### DATA TO PROCESS
----

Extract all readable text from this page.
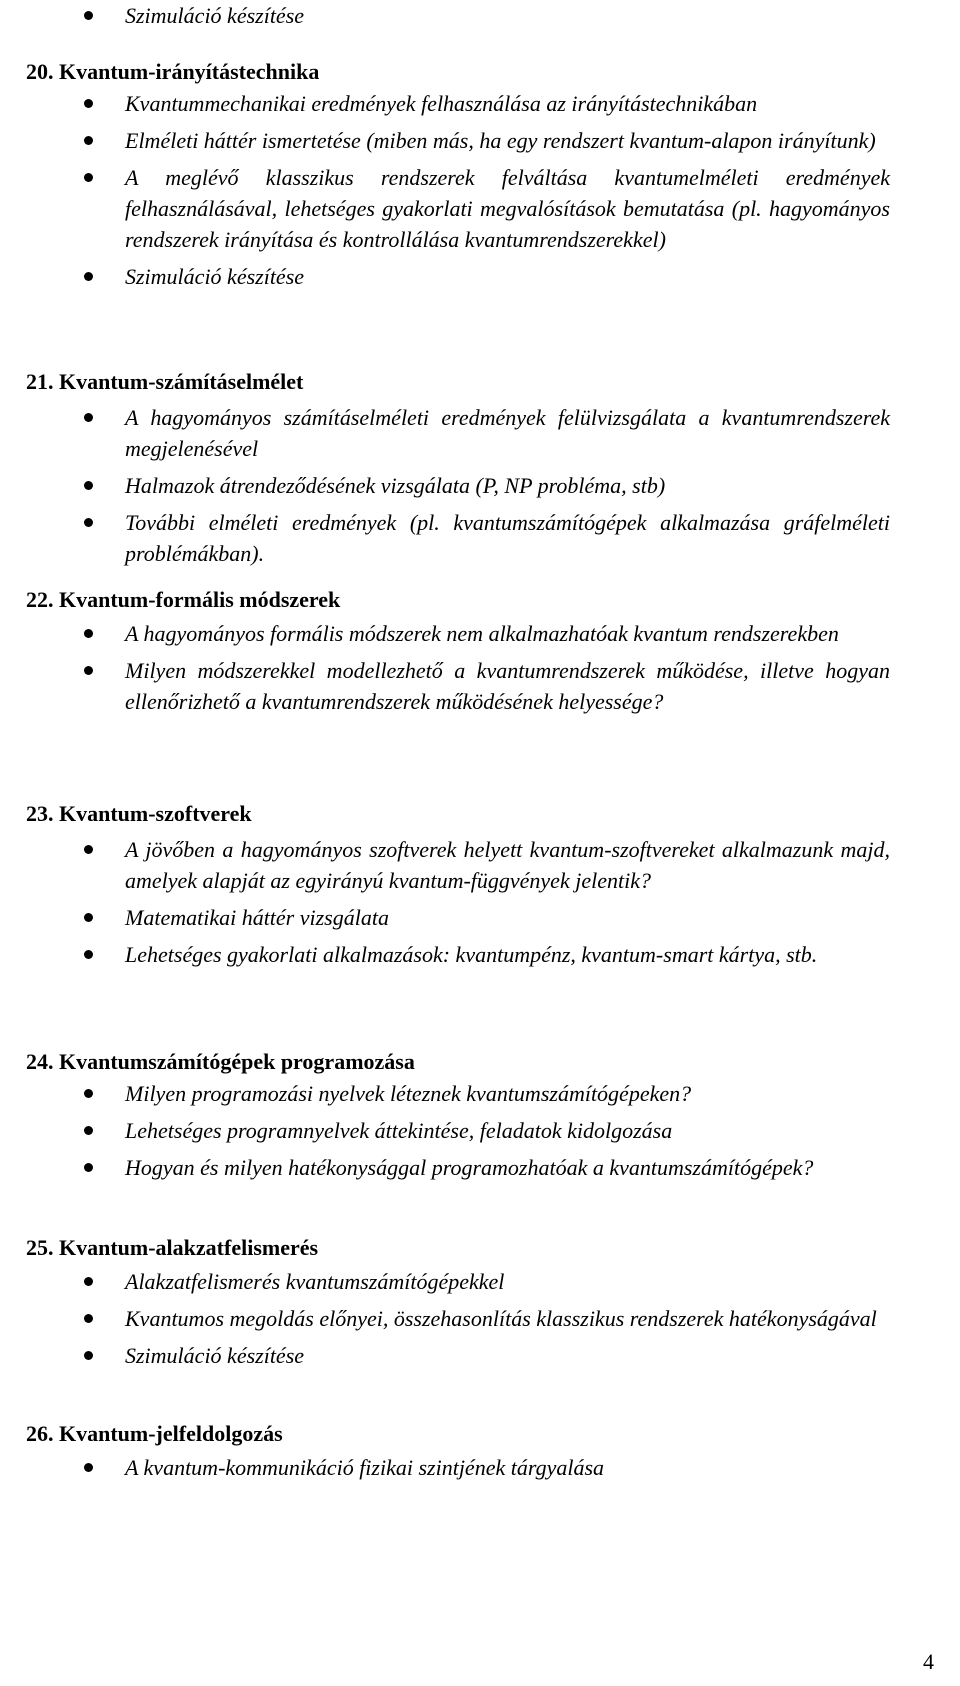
Szimuláció készítése
20. Kvantum-irányítástechnika
Kvantummechanikai eredmények felhasználása az irányítástechnikában
Elméleti háttér ismertetése (miben más, ha egy rendszert kvantum-alapon irányítunk)
A meglévő klasszikus rendszerek felváltása kvantumelméleti eredmények felhasználásával, lehetséges gyakorlati megvalósítások bemutatása (pl. hagyományos rendszerek irányítása és kontrollálása kvantumrendszerekkel)
Szimuláció készítése
21. Kvantum-számításelmélet
A hagyományos számításelméleti eredmények felülvizsgálata a kvantumrendszerek megjelenésével
Halmazok átrendeződésének vizsgálata (P, NP probléma, stb)
További elméleti eredmények (pl. kvantumszámítógépek alkalmazása gráfelméleti problémákban).
22. Kvantum-formális módszerek
A hagyományos formális módszerek nem alkalmazhatóak kvantum rendszerekben
Milyen módszerekkel modellezhető a kvantumrendszerek működése, illetve hogyan ellenőrizhető a kvantumrendszerek működésének helyessége?
23. Kvantum-szoftverek
A jövőben a hagyományos szoftverek helyett kvantum-szoftvereket alkalmazunk majd, amelyek alapját az egyirányú kvantum-függvények jelentik?
Matematikai háttér vizsgálata
Lehetséges gyakorlati alkalmazások: kvantumpénz, kvantum-smart kártya, stb.
24. Kvantumszámítógépek programozása
Milyen programozási nyelvek léteznek kvantumszámítógépeken?
Lehetséges programnyelvek áttekintése, feladatok kidolgozása
Hogyan és milyen hatékonysággal programozhatóak a kvantumszámítógépek?
25. Kvantum-alakzatfelismerés
Alakzatfelismerés kvantumszámítógépekkel
Kvantumos megoldás előnyei, összehasonlítás klasszikus rendszerek hatékonyságával
Szimuláció készítése
26. Kvantum-jelfeldolgozás
A kvantum-kommunikáció fizikai szintjének tárgyalása
4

----

### TASK TO COMPLETE
Extract the full listing above verbatim; pictures are to be left out of the copy.

### ANSWER TO THIS PROBLEM
Extract all readable text from this page.
Szimuláció készítése
20. Kvantum-irányítástechnika
Kvantummechanikai eredmények felhasználása az irányítástechnikában
Elméleti háttér ismertetése (miben más, ha egy rendszert kvantum-alapon irányítunk)
A meglévő klasszikus rendszerek felváltása kvantumelméleti eredmények felhasználásával, lehetséges gyakorlati megvalósítások bemutatása (pl. hagyományos rendszerek irányítása és kontrollálása kvantumrendszerekkel)
Szimuláció készítése
21. Kvantum-számításelmélet
A hagyományos számításelméleti eredmények felülvizsgálata a kvantumrendszerek megjelenésével
Halmazok átrendeződésének vizsgálata (P, NP probléma, stb)
További elméleti eredmények (pl. kvantumszámítógépek alkalmazása gráfelméleti problémákban).
22. Kvantum-formális módszerek
A hagyományos formális módszerek nem alkalmazhatóak kvantum rendszerekben
Milyen módszerekkel modellezhető a kvantumrendszerek működése, illetve hogyan ellenőrizhető a kvantumrendszerek működésének helyessége?
23. Kvantum-szoftverek
A jövőben a hagyományos szoftverek helyett kvantum-szoftvereket alkalmazunk majd, amelyek alapját az egyirányú kvantum-függvények jelentik?
Matematikai háttér vizsgálata
Lehetséges gyakorlati alkalmazások: kvantumpénz, kvantum-smart kártya, stb.
24. Kvantumszámítógépek programozása
Milyen programozási nyelvek léteznek kvantumszámítógépeken?
Lehetséges programnyelvek áttekintése, feladatok kidolgozása
Hogyan és milyen hatékonysággal programozhatóak a kvantumszámítógépek?
25. Kvantum-alakzatfelismerés
Alakzatfelismerés kvantumszámítógépekkel
Kvantumos megoldás előnyei, összehasonlítás klasszikus rendszerek hatékonyságával
Szimuláció készítése
26. Kvantum-jelfeldolgozás
A kvantum-kommunikáció fizikai szintjének tárgyalása
4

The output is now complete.